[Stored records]
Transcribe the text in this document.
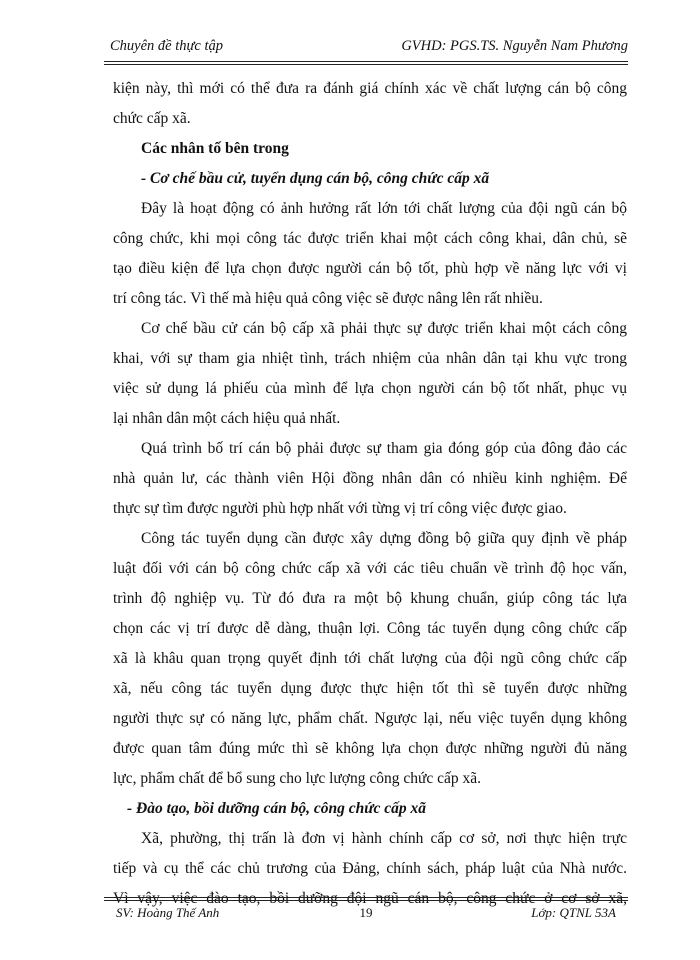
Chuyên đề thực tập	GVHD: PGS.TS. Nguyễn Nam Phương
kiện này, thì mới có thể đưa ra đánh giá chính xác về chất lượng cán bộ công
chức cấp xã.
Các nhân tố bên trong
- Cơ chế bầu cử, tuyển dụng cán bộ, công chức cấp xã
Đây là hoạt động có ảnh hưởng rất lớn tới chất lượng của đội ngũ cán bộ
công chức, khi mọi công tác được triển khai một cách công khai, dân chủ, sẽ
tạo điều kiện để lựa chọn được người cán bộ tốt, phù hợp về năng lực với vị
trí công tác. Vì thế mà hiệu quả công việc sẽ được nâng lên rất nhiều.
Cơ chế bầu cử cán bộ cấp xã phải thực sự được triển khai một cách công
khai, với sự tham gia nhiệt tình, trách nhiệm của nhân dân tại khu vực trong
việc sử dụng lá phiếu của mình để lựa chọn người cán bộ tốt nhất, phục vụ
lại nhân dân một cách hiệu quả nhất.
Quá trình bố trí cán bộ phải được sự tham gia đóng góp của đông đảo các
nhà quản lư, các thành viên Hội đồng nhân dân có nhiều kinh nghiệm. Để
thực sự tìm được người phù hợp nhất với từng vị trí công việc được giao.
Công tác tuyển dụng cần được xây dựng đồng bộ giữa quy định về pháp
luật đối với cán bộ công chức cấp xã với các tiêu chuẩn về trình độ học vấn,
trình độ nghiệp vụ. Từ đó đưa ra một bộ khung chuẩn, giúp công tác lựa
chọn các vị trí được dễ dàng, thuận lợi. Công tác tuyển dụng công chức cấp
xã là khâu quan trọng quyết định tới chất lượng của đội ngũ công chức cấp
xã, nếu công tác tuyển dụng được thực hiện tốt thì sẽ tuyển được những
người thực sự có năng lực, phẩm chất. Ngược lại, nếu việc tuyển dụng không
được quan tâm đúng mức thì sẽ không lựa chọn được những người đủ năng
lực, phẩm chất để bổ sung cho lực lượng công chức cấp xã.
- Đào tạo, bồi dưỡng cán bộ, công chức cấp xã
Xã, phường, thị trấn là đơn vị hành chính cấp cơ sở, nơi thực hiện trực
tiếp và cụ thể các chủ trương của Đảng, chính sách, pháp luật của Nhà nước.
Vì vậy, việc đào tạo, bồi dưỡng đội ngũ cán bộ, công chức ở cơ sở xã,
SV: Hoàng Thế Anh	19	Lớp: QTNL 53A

__WHAT IS BEING ASKED__. Pick out the lines above containing the word "chuẩn", then copy them.

__SOLUTION FOR THIS EXERCISE__.
luật đối với cán bộ công chức cấp xã với các tiêu chuẩn về trình độ học vấn,
trình độ nghiệp vụ. Từ đó đưa ra một bộ khung chuẩn, giúp công tác lựa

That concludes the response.